= Work to do =
Extract the text of every entry below exactly; leave images out.

= Data for this exercise =

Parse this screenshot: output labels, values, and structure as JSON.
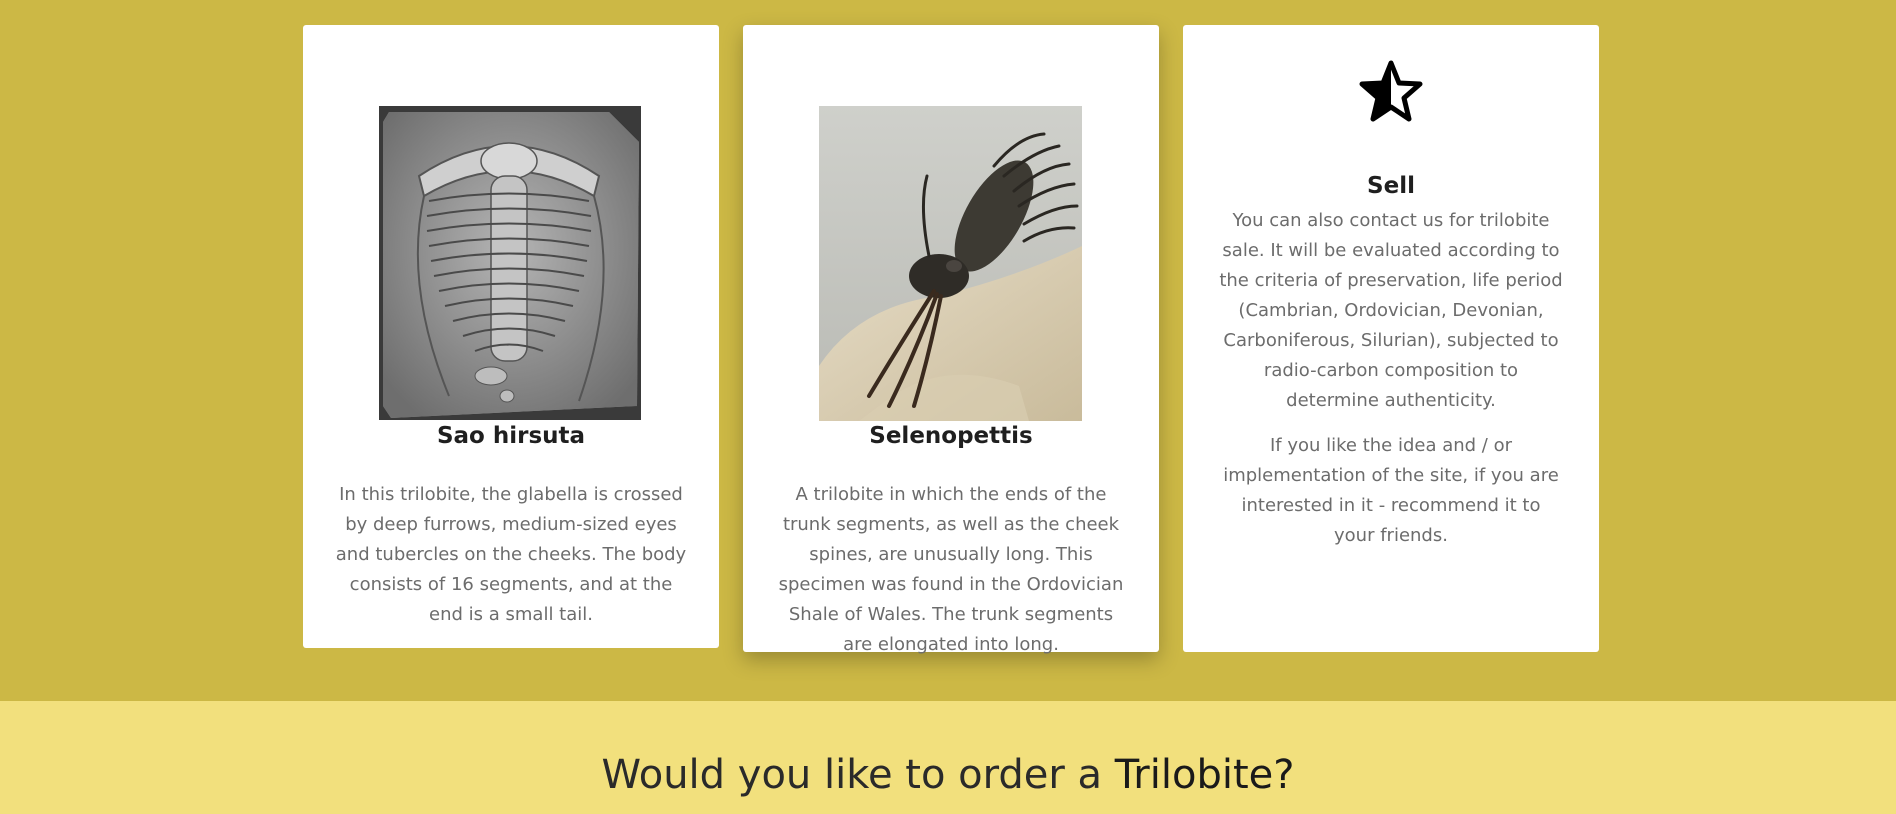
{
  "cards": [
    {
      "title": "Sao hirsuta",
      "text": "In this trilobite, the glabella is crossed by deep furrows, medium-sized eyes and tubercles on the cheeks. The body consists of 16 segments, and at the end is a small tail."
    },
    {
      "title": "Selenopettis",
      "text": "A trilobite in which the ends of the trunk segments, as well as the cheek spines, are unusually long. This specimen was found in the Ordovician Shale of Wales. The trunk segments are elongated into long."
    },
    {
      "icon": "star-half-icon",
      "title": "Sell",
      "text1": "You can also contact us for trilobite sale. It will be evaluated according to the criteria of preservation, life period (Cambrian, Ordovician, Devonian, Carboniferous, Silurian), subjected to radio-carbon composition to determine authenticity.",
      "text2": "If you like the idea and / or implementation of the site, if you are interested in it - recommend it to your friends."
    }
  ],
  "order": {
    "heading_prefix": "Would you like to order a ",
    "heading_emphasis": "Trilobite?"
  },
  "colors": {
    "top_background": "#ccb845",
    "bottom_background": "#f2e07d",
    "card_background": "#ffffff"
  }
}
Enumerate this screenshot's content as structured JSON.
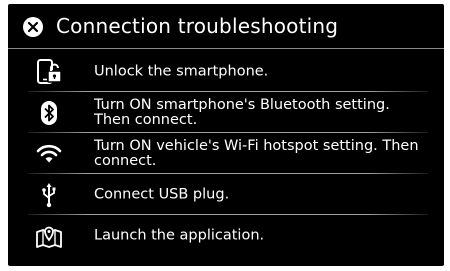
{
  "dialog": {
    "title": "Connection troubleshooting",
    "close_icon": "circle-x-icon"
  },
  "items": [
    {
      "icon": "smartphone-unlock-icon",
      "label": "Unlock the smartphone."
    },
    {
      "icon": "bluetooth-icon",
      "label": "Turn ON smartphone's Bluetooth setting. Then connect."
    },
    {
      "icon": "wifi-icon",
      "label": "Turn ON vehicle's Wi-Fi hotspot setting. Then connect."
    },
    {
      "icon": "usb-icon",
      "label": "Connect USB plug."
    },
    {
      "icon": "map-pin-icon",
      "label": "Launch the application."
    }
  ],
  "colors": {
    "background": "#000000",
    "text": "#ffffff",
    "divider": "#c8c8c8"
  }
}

= Reply =
Parse this screenshot: output labels, values, and structure as JSON.
{
  "cards": [
    {
      "title": "Sao hirsuta",
      "text": "In this trilobite, the glabella is crossed by deep furrows, medium-sized eyes and tubercles on the cheeks. The body consists of 16 segments, and at the end is a small tail."
    },
    {
      "title": "Selenopettis",
      "text": "A trilobite in which the ends of the trunk segments, as well as the cheek spines, are unusually long. This specimen was found in the Ordovician Shale of Wales. The trunk segments are elongated into long."
    },
    {
      "icon": "star-half-icon",
      "title": "Sell",
      "text1": "You can also contact us for trilobite sale. It will be evaluated according to the criteria of preservation, life period (Cambrian, Ordovician, Devonian, Carboniferous, Silurian), subjected to radio-carbon composition to determine authenticity.",
      "text2": "If you like the idea and / or implementation of the site, if you are interested in it - recommend it to your friends."
    }
  ],
  "order": {
    "heading_prefix": "Would you like to order a ",
    "heading_emphasis": "Trilobite?"
  },
  "colors": {
    "top_background": "#ccb845",
    "bottom_background": "#f2e07d",
    "card_background": "#ffffff"
  }
}
Enumerate this screenshot's content as structured JSON.
{
  "dialog": {
    "title": "Connection troubleshooting",
    "close_icon": "circle-x-icon"
  },
  "items": [
    {
      "icon": "smartphone-unlock-icon",
      "label": "Unlock the smartphone."
    },
    {
      "icon": "bluetooth-icon",
      "label": "Turn ON smartphone's Bluetooth setting. Then connect."
    },
    {
      "icon": "wifi-icon",
      "label": "Turn ON vehicle's Wi-Fi hotspot setting. Then connect."
    },
    {
      "icon": "usb-icon",
      "label": "Connect USB plug."
    },
    {
      "icon": "map-pin-icon",
      "label": "Launch the application."
    }
  ],
  "colors": {
    "background": "#000000",
    "text": "#ffffff",
    "divider": "#c8c8c8"
  }
}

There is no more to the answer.